(Dataset items)
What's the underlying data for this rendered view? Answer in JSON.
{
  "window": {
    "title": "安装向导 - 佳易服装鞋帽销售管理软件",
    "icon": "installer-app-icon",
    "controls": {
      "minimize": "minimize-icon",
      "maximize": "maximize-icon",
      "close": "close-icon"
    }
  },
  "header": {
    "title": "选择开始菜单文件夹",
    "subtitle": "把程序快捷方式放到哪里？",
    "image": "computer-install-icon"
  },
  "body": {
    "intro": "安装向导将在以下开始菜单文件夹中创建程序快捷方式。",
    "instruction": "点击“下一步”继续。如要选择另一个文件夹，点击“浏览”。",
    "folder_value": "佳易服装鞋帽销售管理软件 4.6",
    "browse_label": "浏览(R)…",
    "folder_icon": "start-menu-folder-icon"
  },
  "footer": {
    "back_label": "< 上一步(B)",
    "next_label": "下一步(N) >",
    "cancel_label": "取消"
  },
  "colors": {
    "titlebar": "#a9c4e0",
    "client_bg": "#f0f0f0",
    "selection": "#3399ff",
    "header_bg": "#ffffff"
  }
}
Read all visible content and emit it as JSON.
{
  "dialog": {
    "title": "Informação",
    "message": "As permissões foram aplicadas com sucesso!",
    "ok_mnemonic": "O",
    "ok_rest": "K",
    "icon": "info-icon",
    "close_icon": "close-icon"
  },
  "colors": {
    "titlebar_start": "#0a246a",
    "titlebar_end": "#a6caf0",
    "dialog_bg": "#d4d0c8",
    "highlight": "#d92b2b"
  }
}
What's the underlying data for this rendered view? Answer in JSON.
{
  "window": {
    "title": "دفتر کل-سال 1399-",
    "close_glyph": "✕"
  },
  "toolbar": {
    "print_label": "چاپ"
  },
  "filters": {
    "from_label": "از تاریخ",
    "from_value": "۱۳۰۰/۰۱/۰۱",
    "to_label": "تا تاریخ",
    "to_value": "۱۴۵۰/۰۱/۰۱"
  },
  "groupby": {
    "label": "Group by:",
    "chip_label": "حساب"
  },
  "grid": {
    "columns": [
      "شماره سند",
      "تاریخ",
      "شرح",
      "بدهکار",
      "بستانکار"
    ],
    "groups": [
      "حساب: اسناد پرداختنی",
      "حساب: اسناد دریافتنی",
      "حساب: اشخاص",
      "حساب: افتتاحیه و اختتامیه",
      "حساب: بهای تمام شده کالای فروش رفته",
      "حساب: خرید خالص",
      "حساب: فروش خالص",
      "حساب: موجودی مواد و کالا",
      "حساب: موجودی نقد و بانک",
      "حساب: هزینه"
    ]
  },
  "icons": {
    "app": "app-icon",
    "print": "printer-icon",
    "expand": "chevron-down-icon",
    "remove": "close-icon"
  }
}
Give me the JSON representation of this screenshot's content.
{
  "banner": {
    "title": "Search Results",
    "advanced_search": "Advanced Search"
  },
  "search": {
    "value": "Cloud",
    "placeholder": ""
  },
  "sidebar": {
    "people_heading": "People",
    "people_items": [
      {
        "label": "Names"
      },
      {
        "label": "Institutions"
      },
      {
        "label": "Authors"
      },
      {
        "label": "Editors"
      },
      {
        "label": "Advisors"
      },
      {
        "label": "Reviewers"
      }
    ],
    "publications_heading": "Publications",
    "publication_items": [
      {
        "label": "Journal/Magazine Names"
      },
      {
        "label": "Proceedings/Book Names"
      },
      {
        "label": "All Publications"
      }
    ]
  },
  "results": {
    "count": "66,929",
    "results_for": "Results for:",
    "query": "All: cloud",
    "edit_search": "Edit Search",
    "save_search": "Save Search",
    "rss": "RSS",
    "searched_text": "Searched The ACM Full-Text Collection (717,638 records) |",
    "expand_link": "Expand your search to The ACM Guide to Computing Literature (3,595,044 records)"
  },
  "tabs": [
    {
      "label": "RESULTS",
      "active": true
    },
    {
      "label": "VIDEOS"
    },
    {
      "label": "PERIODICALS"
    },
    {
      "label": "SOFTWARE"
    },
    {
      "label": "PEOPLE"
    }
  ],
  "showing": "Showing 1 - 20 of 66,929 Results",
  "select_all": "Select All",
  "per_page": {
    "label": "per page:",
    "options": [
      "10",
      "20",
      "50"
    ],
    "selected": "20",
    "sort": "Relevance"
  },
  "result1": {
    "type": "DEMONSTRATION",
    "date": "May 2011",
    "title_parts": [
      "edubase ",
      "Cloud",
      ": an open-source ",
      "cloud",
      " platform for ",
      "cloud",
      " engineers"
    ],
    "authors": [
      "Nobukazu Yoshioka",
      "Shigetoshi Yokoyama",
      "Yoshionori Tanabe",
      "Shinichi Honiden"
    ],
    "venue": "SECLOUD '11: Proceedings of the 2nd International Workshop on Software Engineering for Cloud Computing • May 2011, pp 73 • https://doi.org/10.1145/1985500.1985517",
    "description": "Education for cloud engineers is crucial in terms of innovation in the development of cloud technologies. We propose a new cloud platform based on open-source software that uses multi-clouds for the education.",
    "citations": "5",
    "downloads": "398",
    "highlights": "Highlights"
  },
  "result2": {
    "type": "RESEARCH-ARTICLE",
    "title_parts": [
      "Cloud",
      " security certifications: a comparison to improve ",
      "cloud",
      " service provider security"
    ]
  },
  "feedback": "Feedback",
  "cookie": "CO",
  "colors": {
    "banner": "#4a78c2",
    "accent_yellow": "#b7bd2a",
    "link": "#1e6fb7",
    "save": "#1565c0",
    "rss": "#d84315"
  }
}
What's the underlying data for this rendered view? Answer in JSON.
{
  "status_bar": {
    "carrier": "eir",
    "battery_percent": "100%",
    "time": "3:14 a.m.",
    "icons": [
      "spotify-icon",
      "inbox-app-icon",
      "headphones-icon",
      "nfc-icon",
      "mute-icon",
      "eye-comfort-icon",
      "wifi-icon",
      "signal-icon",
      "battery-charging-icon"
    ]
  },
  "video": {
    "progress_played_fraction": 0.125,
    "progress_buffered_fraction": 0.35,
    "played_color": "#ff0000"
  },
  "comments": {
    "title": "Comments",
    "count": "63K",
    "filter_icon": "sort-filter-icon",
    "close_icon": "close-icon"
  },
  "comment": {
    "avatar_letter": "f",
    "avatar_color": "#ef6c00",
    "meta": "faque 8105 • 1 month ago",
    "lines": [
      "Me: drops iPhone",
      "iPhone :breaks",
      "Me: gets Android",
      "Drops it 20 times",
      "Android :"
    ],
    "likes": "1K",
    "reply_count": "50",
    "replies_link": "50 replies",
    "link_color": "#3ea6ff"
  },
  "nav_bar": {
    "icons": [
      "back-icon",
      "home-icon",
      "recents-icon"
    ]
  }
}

- **Goal**
Copy down the material exactly as written.

- **Solution**
What's the underlying data for this rendered view? Answer in JSON.
{
  "window": {
    "title": "安装向导 - 佳易服装鞋帽销售管理软件",
    "icon": "installer-app-icon",
    "controls": {
      "minimize": "minimize-icon",
      "maximize": "maximize-icon",
      "close": "close-icon"
    }
  },
  "header": {
    "title": "选择开始菜单文件夹",
    "subtitle": "把程序快捷方式放到哪里？",
    "image": "computer-install-icon"
  },
  "body": {
    "intro": "安装向导将在以下开始菜单文件夹中创建程序快捷方式。",
    "instruction": "点击“下一步”继续。如要选择另一个文件夹，点击“浏览”。",
    "folder_value": "佳易服装鞋帽销售管理软件 4.6",
    "browse_label": "浏览(R)…",
    "folder_icon": "start-menu-folder-icon"
  },
  "footer": {
    "back_label": "< 上一步(B)",
    "next_label": "下一步(N) >",
    "cancel_label": "取消"
  },
  "colors": {
    "titlebar": "#a9c4e0",
    "client_bg": "#f0f0f0",
    "selection": "#3399ff",
    "header_bg": "#ffffff"
  }
}
Read all visible content and emit it as JSON.
{
  "dialog": {
    "title": "Informação",
    "message": "As permissões foram aplicadas com sucesso!",
    "ok_mnemonic": "O",
    "ok_rest": "K",
    "icon": "info-icon",
    "close_icon": "close-icon"
  },
  "colors": {
    "titlebar_start": "#0a246a",
    "titlebar_end": "#a6caf0",
    "dialog_bg": "#d4d0c8",
    "highlight": "#d92b2b"
  }
}
What's the underlying data for this rendered view? Answer in JSON.
{
  "window": {
    "title": "دفتر کل-سال 1399-",
    "close_glyph": "✕"
  },
  "toolbar": {
    "print_label": "چاپ"
  },
  "filters": {
    "from_label": "از تاریخ",
    "from_value": "۱۳۰۰/۰۱/۰۱",
    "to_label": "تا تاریخ",
    "to_value": "۱۴۵۰/۰۱/۰۱"
  },
  "groupby": {
    "label": "Group by:",
    "chip_label": "حساب"
  },
  "grid": {
    "columns": [
      "شماره سند",
      "تاریخ",
      "شرح",
      "بدهکار",
      "بستانکار"
    ],
    "groups": [
      "حساب: اسناد پرداختنی",
      "حساب: اسناد دریافتنی",
      "حساب: اشخاص",
      "حساب: افتتاحیه و اختتامیه",
      "حساب: بهای تمام شده کالای فروش رفته",
      "حساب: خرید خالص",
      "حساب: فروش خالص",
      "حساب: موجودی مواد و کالا",
      "حساب: موجودی نقد و بانک",
      "حساب: هزینه"
    ]
  },
  "icons": {
    "app": "app-icon",
    "print": "printer-icon",
    "expand": "chevron-down-icon",
    "remove": "close-icon"
  }
}
Give me the JSON representation of this screenshot's content.
{
  "banner": {
    "title": "Search Results",
    "advanced_search": "Advanced Search"
  },
  "search": {
    "value": "Cloud",
    "placeholder": ""
  },
  "sidebar": {
    "people_heading": "People",
    "people_items": [
      {
        "label": "Names"
      },
      {
        "label": "Institutions"
      },
      {
        "label": "Authors"
      },
      {
        "label": "Editors"
      },
      {
        "label": "Advisors"
      },
      {
        "label": "Reviewers"
      }
    ],
    "publications_heading": "Publications",
    "publication_items": [
      {
        "label": "Journal/Magazine Names"
      },
      {
        "label": "Proceedings/Book Names"
      },
      {
        "label": "All Publications"
      }
    ]
  },
  "results": {
    "count": "66,929",
    "results_for": "Results for:",
    "query": "All: cloud",
    "edit_search": "Edit Search",
    "save_search": "Save Search",
    "rss": "RSS",
    "searched_text": "Searched The ACM Full-Text Collection (717,638 records) |",
    "expand_link": "Expand your search to The ACM Guide to Computing Literature (3,595,044 records)"
  },
  "tabs": [
    {
      "label": "RESULTS",
      "active": true
    },
    {
      "label": "VIDEOS"
    },
    {
      "label": "PERIODICALS"
    },
    {
      "label": "SOFTWARE"
    },
    {
      "label": "PEOPLE"
    }
  ],
  "showing": "Showing 1 - 20 of 66,929 Results",
  "select_all": "Select All",
  "per_page": {
    "label": "per page:",
    "options": [
      "10",
      "20",
      "50"
    ],
    "selected": "20",
    "sort": "Relevance"
  },
  "result1": {
    "type": "DEMONSTRATION",
    "date": "May 2011",
    "title_parts": [
      "edubase ",
      "Cloud",
      ": an open-source ",
      "cloud",
      " platform for ",
      "cloud",
      " engineers"
    ],
    "authors": [
      "Nobukazu Yoshioka",
      "Shigetoshi Yokoyama",
      "Yoshionori Tanabe",
      "Shinichi Honiden"
    ],
    "venue": "SECLOUD '11: Proceedings of the 2nd International Workshop on Software Engineering for Cloud Computing • May 2011, pp 73 • https://doi.org/10.1145/1985500.1985517",
    "description": "Education for cloud engineers is crucial in terms of innovation in the development of cloud technologies. We propose a new cloud platform based on open-source software that uses multi-clouds for the education.",
    "citations": "5",
    "downloads": "398",
    "highlights": "Highlights"
  },
  "result2": {
    "type": "RESEARCH-ARTICLE",
    "title_parts": [
      "Cloud",
      " security certifications: a comparison to improve ",
      "cloud",
      " service provider security"
    ]
  },
  "feedback": "Feedback",
  "cookie": "CO",
  "colors": {
    "banner": "#4a78c2",
    "accent_yellow": "#b7bd2a",
    "link": "#1e6fb7",
    "save": "#1565c0",
    "rss": "#d84315"
  }
}
What's the underlying data for this rendered view? Answer in JSON.
{
  "status_bar": {
    "carrier": "eir",
    "battery_percent": "100%",
    "time": "3:14 a.m.",
    "icons": [
      "spotify-icon",
      "inbox-app-icon",
      "headphones-icon",
      "nfc-icon",
      "mute-icon",
      "eye-comfort-icon",
      "wifi-icon",
      "signal-icon",
      "battery-charging-icon"
    ]
  },
  "video": {
    "progress_played_fraction": 0.125,
    "progress_buffered_fraction": 0.35,
    "played_color": "#ff0000"
  },
  "comments": {
    "title": "Comments",
    "count": "63K",
    "filter_icon": "sort-filter-icon",
    "close_icon": "close-icon"
  },
  "comment": {
    "avatar_letter": "f",
    "avatar_color": "#ef6c00",
    "meta": "faque 8105 • 1 month ago",
    "lines": [
      "Me: drops iPhone",
      "iPhone :breaks",
      "Me: gets Android",
      "Drops it 20 times",
      "Android :"
    ],
    "likes": "1K",
    "reply_count": "50",
    "replies_link": "50 replies",
    "link_color": "#3ea6ff"
  },
  "nav_bar": {
    "icons": [
      "back-icon",
      "home-icon",
      "recents-icon"
    ]
  }
}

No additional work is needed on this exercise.